PROBLEM REQUIREMENTS: From the entries below, copy out every line with "name" in it.

INPUT ROWS:
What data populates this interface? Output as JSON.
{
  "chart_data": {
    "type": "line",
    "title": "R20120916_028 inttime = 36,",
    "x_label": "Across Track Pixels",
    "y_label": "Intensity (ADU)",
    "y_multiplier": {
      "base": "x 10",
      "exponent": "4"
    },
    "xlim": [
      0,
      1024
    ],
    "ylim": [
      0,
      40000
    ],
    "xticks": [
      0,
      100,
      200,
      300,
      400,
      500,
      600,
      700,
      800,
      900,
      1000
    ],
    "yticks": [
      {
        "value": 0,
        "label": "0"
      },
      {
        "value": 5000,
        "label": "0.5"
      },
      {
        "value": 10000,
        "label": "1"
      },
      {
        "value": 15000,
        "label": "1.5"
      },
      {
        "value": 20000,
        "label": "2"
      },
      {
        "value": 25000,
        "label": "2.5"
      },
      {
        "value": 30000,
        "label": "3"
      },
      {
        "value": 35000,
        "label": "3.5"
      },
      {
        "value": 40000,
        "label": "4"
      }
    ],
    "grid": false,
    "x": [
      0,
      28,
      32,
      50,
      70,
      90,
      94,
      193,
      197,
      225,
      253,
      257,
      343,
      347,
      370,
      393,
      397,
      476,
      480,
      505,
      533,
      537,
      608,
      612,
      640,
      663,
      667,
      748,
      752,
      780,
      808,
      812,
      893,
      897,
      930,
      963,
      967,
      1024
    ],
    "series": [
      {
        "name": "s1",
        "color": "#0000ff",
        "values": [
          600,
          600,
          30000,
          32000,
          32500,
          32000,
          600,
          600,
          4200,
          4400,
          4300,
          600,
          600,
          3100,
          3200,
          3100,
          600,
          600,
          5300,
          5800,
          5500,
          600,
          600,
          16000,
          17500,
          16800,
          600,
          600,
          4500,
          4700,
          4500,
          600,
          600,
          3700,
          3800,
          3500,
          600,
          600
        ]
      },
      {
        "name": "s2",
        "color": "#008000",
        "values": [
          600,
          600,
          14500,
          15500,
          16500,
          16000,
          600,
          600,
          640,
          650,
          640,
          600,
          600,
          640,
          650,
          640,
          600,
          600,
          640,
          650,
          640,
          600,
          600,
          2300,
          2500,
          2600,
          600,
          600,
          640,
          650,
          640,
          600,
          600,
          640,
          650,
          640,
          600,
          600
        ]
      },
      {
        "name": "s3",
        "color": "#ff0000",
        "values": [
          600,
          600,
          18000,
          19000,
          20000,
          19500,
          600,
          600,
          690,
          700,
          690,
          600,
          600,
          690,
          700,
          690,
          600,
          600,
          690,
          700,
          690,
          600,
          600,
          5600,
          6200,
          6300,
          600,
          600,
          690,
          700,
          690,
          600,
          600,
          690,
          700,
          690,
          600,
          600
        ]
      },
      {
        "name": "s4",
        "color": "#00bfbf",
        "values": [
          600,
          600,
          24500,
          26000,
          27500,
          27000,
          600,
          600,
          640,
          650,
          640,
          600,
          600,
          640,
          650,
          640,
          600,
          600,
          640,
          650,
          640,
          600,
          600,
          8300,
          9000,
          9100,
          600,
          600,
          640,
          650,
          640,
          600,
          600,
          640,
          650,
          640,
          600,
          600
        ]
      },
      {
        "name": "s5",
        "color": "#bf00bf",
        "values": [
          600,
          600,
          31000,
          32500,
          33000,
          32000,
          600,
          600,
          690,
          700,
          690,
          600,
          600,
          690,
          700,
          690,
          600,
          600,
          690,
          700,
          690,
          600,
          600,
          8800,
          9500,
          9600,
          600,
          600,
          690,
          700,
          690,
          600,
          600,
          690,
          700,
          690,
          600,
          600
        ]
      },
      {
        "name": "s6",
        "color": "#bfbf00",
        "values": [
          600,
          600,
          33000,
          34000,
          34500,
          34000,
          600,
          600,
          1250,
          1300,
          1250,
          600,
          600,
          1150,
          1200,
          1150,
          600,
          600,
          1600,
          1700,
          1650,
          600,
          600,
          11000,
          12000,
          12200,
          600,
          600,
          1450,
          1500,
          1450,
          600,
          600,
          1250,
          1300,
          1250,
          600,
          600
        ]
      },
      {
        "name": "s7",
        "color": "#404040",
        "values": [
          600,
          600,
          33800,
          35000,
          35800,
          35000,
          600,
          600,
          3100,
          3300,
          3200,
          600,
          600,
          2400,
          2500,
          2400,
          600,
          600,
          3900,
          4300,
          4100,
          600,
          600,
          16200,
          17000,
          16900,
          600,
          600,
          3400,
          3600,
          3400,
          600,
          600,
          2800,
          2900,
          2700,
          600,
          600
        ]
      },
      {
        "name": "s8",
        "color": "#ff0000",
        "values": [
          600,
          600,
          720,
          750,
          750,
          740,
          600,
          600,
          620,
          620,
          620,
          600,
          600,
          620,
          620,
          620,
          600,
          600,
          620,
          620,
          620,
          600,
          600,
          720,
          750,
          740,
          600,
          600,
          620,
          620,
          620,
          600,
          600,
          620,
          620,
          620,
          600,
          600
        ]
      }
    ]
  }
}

RESPONSE TO THE EXERCISE:
        "name": "s1",
        "name": "s2",
        "name": "s3",
        "name": "s4",
        "name": "s5",
        "name": "s6",
        "name": "s7",
        "name": "s8",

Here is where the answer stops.